* _Objective_:
Identify every line containing the word "Purchaser" and reproduce each one.

* _Input data_:
- - -

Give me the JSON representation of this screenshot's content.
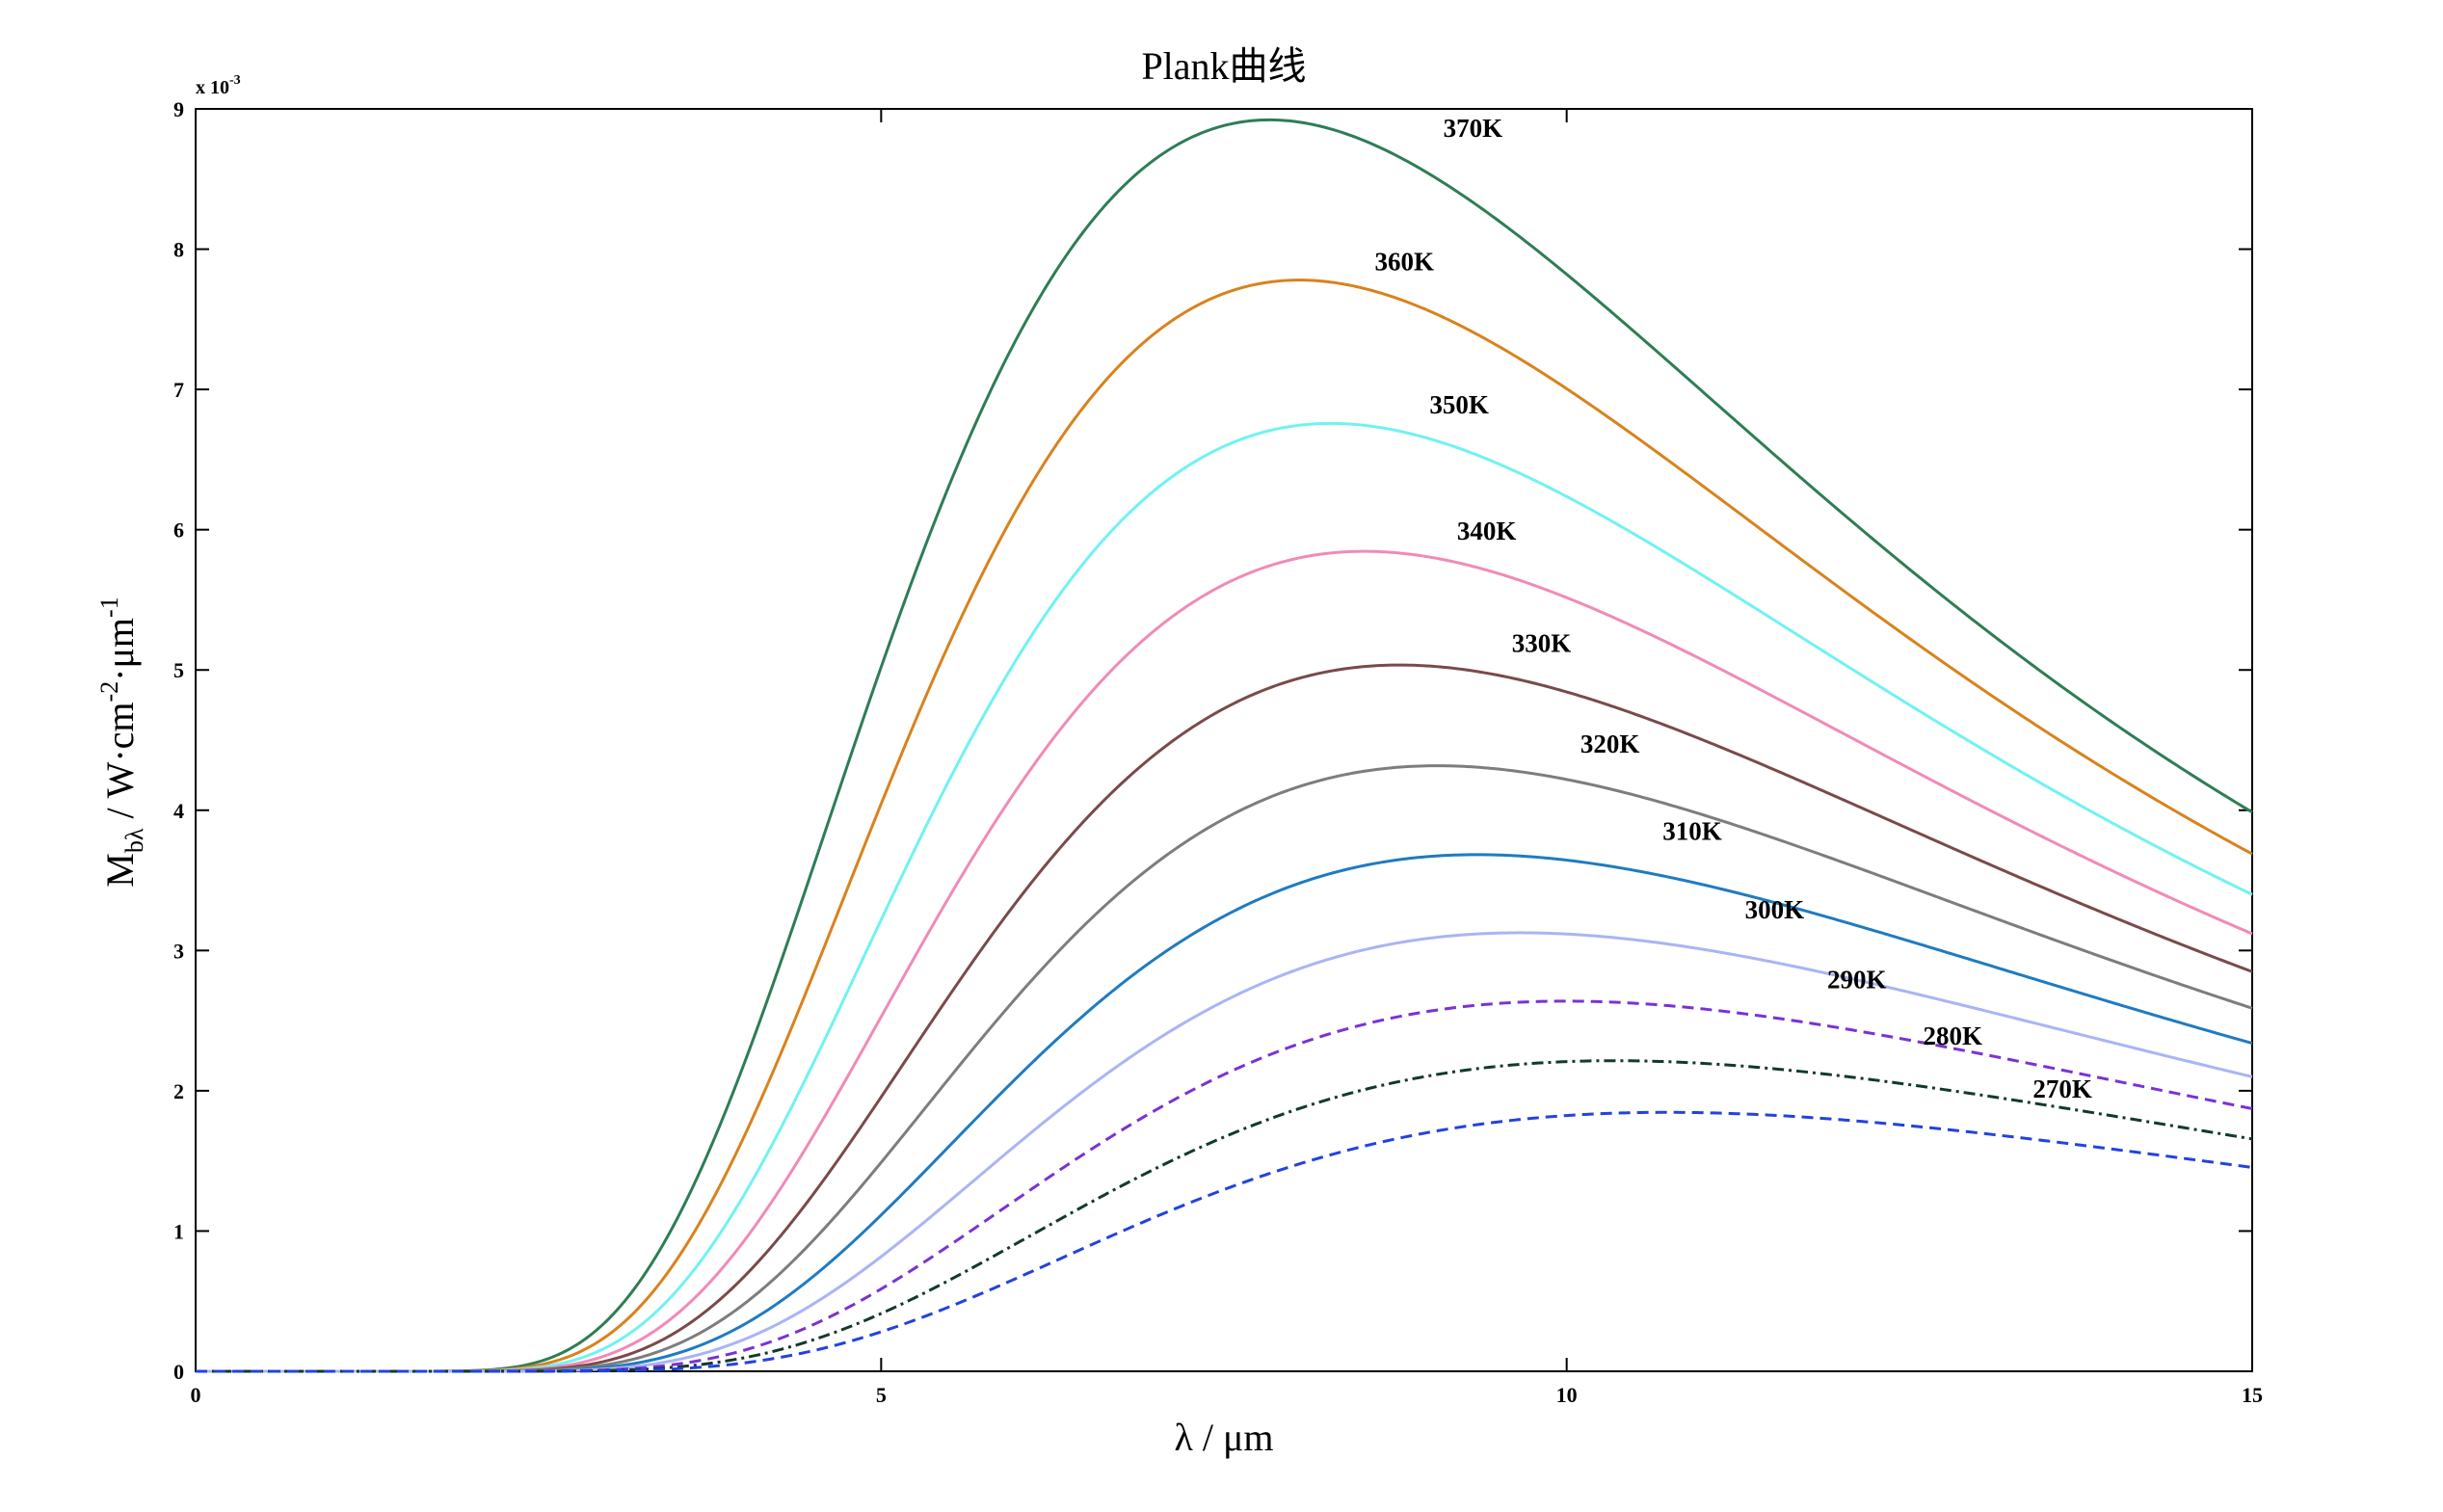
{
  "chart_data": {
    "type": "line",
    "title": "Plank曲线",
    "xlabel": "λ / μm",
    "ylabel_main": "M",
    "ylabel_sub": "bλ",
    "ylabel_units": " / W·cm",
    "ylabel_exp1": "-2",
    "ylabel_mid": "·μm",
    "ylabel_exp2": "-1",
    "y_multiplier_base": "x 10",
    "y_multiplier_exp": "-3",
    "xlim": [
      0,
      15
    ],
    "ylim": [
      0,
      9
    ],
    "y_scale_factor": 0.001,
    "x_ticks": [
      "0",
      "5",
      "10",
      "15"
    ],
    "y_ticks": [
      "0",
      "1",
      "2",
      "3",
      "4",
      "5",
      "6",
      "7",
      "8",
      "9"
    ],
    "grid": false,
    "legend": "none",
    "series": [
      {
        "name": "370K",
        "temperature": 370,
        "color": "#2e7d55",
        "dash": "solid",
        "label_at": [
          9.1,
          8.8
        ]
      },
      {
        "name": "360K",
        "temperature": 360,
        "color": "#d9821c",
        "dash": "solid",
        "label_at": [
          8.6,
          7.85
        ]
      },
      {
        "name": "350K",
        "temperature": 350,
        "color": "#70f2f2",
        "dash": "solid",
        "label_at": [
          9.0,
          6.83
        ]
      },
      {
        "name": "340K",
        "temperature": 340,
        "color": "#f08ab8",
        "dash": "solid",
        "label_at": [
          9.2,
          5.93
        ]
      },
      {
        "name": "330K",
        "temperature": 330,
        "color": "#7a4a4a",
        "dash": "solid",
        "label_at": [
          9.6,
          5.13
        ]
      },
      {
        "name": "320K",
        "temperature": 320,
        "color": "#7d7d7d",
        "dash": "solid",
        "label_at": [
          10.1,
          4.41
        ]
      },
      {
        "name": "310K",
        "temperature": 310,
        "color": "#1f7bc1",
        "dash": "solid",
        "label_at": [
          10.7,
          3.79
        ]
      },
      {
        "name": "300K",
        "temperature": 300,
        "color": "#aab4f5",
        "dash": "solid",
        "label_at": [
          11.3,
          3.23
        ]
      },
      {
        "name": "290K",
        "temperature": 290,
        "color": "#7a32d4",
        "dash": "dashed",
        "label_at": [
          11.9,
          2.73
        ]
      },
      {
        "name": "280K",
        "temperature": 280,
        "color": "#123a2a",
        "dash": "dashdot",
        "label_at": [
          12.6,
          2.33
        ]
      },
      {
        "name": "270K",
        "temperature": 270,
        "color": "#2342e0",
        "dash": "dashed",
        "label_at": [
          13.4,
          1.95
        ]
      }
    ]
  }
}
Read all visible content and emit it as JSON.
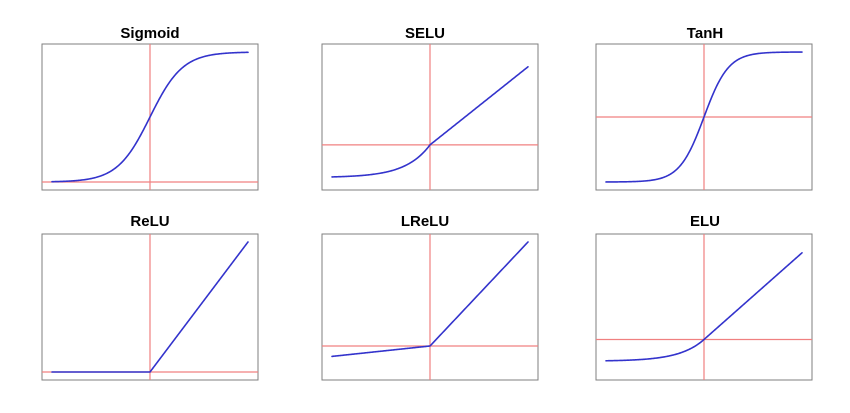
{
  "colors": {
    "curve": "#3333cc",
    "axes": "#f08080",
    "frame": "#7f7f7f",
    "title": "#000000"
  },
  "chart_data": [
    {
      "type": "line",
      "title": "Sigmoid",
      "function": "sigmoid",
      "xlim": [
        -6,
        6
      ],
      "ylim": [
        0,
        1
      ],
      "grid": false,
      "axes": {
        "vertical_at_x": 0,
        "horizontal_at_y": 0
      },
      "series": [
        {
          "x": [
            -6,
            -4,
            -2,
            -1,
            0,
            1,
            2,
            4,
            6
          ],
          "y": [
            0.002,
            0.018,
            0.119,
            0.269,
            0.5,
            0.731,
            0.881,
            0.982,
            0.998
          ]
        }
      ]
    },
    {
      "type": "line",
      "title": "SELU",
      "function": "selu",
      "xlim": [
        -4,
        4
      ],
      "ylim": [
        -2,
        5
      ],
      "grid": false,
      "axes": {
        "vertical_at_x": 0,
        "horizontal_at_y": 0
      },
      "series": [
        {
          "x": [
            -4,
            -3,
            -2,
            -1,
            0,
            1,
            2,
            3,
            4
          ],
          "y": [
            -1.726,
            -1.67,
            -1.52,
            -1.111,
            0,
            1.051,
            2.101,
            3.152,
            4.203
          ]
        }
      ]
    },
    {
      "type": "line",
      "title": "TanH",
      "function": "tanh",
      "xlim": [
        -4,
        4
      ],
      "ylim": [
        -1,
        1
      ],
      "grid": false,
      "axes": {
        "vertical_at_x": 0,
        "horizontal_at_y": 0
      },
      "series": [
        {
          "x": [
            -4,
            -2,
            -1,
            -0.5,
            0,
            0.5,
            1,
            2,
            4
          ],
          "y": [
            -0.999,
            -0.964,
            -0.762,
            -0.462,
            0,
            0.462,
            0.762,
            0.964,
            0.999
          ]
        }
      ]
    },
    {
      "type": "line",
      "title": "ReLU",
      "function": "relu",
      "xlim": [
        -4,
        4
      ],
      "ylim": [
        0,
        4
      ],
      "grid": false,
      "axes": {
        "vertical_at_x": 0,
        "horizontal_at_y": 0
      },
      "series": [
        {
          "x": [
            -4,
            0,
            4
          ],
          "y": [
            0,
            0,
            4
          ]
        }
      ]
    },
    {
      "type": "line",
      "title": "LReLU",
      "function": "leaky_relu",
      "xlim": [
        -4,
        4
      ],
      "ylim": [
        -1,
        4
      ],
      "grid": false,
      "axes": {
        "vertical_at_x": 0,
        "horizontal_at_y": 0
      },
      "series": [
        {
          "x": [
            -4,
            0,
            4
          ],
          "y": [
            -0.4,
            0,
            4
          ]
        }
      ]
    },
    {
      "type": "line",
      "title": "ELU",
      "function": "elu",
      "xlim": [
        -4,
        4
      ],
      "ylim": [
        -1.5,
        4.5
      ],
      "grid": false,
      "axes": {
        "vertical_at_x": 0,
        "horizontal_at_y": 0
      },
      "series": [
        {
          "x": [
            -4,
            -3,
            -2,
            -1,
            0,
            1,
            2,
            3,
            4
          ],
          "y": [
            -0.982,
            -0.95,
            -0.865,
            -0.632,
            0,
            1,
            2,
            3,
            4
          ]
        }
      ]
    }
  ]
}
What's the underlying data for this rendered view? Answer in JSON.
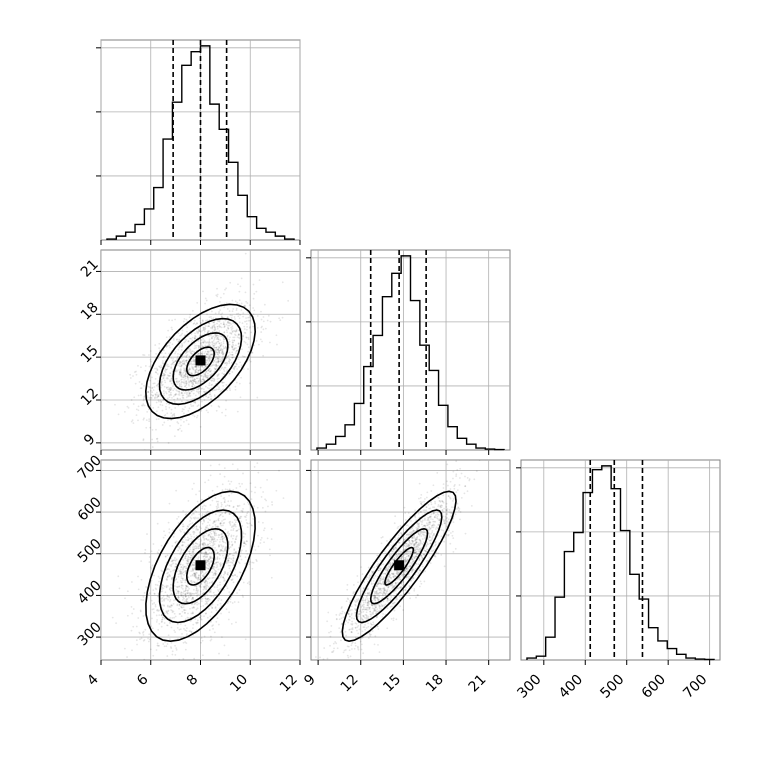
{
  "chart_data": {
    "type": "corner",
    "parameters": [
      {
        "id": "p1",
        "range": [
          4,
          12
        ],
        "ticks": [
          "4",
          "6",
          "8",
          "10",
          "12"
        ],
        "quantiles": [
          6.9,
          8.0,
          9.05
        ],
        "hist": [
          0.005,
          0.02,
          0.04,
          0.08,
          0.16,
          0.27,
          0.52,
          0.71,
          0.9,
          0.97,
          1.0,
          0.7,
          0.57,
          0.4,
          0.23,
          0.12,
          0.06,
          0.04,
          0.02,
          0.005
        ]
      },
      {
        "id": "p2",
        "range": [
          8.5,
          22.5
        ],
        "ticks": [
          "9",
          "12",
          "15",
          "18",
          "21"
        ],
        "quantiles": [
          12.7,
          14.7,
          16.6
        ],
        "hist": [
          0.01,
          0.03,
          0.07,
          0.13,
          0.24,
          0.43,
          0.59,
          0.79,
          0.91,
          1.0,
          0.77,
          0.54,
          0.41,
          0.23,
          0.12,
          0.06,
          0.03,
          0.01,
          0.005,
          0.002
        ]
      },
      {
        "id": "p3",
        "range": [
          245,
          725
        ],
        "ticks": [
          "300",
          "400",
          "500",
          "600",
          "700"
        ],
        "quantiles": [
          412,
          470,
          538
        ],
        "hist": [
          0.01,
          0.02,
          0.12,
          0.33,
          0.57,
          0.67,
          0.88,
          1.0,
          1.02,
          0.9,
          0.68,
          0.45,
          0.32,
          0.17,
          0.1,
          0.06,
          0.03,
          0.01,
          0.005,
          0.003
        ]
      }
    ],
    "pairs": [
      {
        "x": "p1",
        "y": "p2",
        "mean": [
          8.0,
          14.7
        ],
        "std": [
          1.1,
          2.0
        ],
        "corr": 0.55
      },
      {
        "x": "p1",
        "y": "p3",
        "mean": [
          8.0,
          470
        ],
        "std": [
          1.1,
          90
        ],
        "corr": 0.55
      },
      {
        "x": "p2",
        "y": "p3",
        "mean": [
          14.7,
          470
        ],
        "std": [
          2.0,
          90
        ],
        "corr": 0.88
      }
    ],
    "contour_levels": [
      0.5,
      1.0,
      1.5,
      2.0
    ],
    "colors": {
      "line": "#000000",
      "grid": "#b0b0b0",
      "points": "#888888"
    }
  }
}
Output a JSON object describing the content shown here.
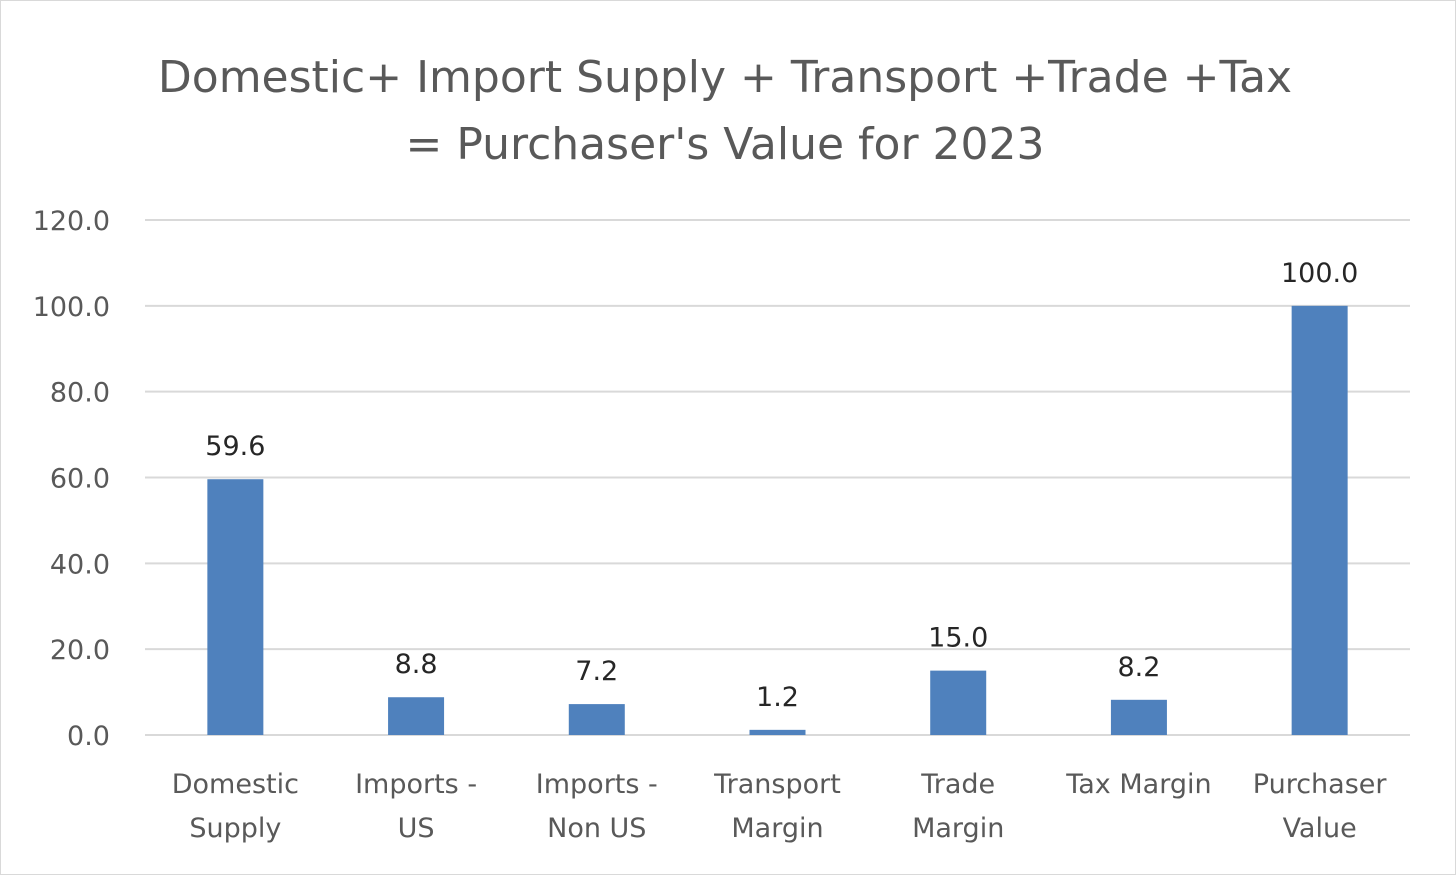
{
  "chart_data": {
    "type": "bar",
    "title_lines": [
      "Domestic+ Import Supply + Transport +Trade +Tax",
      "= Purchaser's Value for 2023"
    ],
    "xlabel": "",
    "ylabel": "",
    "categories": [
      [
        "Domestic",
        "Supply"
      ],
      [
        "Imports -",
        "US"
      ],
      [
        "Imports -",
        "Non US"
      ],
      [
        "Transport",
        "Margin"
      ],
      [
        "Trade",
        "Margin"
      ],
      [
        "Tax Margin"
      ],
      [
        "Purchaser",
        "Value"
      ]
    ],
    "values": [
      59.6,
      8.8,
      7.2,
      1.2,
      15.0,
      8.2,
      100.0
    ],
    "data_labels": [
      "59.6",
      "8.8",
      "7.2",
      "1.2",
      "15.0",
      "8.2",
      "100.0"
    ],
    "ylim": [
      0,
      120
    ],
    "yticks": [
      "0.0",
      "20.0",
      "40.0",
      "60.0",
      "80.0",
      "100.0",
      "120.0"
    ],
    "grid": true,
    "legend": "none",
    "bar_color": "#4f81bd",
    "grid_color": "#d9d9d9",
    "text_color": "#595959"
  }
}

- - -

* _Solution to the exercise_:
      "= Purchaser's Value for 2023"
        "Purchaser",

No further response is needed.